== The request ==
State how many lines contain "Preview", and write nothing except that count.

* * * * * * *

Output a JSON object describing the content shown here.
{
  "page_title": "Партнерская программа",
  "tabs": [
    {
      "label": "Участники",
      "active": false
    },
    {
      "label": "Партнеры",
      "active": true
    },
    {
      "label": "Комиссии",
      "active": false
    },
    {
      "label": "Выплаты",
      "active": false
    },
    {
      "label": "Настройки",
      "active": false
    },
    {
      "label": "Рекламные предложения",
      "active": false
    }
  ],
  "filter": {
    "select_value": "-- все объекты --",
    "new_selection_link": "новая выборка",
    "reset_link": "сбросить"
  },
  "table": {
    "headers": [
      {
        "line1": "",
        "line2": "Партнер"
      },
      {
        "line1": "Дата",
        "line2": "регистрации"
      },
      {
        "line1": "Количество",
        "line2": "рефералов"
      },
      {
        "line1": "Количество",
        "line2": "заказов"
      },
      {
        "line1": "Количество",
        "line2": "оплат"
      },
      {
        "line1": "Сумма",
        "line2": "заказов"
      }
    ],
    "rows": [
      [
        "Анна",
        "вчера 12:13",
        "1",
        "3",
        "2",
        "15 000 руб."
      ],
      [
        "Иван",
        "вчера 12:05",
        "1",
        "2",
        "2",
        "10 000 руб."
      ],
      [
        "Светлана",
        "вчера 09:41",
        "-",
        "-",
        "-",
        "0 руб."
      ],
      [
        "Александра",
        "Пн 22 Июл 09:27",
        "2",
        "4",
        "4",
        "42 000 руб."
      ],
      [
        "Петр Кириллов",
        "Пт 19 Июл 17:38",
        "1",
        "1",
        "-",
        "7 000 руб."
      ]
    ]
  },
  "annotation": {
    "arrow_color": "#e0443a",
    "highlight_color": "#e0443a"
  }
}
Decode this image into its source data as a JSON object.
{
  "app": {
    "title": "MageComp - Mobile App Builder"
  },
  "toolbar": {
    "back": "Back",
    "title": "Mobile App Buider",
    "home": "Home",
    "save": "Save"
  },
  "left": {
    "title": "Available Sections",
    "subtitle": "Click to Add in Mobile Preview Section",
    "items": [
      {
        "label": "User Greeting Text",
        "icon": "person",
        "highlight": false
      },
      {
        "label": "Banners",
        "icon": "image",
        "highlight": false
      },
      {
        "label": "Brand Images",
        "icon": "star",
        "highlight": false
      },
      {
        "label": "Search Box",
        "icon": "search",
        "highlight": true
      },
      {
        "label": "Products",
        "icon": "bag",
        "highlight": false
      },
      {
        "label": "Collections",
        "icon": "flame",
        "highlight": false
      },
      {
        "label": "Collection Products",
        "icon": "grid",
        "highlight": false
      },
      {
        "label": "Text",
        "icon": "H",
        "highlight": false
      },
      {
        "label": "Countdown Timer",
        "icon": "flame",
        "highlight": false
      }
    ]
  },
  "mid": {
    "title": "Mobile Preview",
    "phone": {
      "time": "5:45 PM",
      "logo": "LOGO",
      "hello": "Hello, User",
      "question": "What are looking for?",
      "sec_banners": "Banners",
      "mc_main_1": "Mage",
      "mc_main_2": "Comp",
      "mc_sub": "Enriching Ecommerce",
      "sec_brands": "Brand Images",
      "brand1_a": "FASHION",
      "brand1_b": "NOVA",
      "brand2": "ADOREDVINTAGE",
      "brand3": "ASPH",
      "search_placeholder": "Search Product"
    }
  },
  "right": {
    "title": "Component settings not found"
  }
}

* * * * * * *

== Response to the exercise ==
2